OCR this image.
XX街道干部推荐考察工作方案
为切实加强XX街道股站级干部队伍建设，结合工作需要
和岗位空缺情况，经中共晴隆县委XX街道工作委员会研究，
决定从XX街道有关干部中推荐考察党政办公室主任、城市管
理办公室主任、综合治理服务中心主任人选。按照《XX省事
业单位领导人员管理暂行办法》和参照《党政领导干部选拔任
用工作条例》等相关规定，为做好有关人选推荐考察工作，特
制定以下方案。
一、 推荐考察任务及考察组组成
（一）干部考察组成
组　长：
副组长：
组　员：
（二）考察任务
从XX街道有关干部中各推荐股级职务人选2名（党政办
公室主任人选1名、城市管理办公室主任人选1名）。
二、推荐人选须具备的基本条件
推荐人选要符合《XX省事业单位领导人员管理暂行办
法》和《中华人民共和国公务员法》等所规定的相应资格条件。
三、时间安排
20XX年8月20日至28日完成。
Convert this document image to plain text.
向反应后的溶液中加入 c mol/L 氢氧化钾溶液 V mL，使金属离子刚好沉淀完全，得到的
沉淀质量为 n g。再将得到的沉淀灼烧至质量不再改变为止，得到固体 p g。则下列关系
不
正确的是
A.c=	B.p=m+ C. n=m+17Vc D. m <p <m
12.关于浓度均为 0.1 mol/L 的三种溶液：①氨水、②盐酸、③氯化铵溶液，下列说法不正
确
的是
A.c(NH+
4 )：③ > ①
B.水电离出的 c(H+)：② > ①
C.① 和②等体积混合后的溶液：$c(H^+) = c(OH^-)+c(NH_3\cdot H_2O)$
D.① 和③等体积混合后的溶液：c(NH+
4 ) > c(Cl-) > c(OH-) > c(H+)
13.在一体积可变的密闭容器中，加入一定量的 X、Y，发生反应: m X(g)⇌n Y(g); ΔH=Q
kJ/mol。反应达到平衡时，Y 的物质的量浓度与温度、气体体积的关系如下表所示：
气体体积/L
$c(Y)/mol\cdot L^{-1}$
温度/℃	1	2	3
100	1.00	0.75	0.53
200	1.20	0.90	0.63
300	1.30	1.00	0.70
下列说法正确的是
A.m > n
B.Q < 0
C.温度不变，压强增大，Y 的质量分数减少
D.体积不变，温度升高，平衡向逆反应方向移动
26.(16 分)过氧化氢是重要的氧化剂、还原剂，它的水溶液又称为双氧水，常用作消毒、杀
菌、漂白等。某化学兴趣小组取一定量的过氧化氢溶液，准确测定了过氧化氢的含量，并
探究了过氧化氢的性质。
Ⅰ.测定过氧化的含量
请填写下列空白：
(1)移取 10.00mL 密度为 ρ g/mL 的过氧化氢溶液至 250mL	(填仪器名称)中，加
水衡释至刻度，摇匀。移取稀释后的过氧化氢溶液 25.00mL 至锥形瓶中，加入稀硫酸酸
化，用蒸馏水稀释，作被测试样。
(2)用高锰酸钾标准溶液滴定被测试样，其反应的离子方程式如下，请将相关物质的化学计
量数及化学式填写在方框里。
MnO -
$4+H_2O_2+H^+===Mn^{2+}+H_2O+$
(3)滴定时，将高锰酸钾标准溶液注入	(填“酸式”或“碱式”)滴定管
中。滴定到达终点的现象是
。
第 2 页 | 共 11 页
◆ ◆ ◆
WHAT YOU ARE ASKED TO DO -> Copy out the whole listing exactly as written.

ANSWER TO THIS PROBLEM ->
OCR this image.
XX街道干部推荐考察工作方案
为切实加强XX街道股站级干部队伍建设，结合工作需要
和岗位空缺情况，经中共晴隆县委XX街道工作委员会研究，
决定从XX街道有关干部中推荐考察党政办公室主任、城市管
理办公室主任、综合治理服务中心主任人选。按照《XX省事
业单位领导人员管理暂行办法》和参照《党政领导干部选拔任
用工作条例》等相关规定，为做好有关人选推荐考察工作，特
制定以下方案。
一、 推荐考察任务及考察组组成
（一）干部考察组成
组　长：
副组长：
组　员：
（二）考察任务
从XX街道有关干部中各推荐股级职务人选2名（党政办
公室主任人选1名、城市管理办公室主任人选1名）。
二、推荐人选须具备的基本条件
推荐人选要符合《XX省事业单位领导人员管理暂行办
法》和《中华人民共和国公务员法》等所规定的相应资格条件。
三、时间安排
20XX年8月20日至28日完成。
Convert this document image to plain text.
向反应后的溶液中加入 c mol/L 氢氧化钾溶液 V mL，使金属离子刚好沉淀完全，得到的
沉淀质量为 n g。再将得到的沉淀灼烧至质量不再改变为止，得到固体 p g。则下列关系
不
正确的是
A.c=	B.p=m+ C. n=m+17Vc D. m <p <m
12.关于浓度均为 0.1 mol/L 的三种溶液：①氨水、②盐酸、③氯化铵溶液，下列说法不正
确
的是
A.c(NH+
4 )：③ > ①
B.水电离出的 c(H+)：② > ①
C.① 和②等体积混合后的溶液：$c(H^+) = c(OH^-)+c(NH_3\cdot H_2O)$
D.① 和③等体积混合后的溶液：c(NH+
4 ) > c(Cl-) > c(OH-) > c(H+)
13.在一体积可变的密闭容器中，加入一定量的 X、Y，发生反应: m X(g)⇌n Y(g); ΔH=Q
kJ/mol。反应达到平衡时，Y 的物质的量浓度与温度、气体体积的关系如下表所示：
气体体积/L
$c(Y)/mol\cdot L^{-1}$
温度/℃	1	2	3
100	1.00	0.75	0.53
200	1.20	0.90	0.63
300	1.30	1.00	0.70
下列说法正确的是
A.m > n
B.Q < 0
C.温度不变，压强增大，Y 的质量分数减少
D.体积不变，温度升高，平衡向逆反应方向移动
26.(16 分)过氧化氢是重要的氧化剂、还原剂，它的水溶液又称为双氧水，常用作消毒、杀
菌、漂白等。某化学兴趣小组取一定量的过氧化氢溶液，准确测定了过氧化氢的含量，并
探究了过氧化氢的性质。
Ⅰ.测定过氧化的含量
请填写下列空白：
(1)移取 10.00mL 密度为 ρ g/mL 的过氧化氢溶液至 250mL	(填仪器名称)中，加
水衡释至刻度，摇匀。移取稀释后的过氧化氢溶液 25.00mL 至锥形瓶中，加入稀硫酸酸
化，用蒸馏水稀释，作被测试样。
(2)用高锰酸钾标准溶液滴定被测试样，其反应的离子方程式如下，请将相关物质的化学计
量数及化学式填写在方框里。
MnO -
$4+H_2O_2+H^+===Mn^{2+}+H_2O+$
(3)滴定时，将高锰酸钾标准溶液注入	(填“酸式”或“碱式”)滴定管
中。滴定到达终点的现象是
。
第 2 页 | 共 11 页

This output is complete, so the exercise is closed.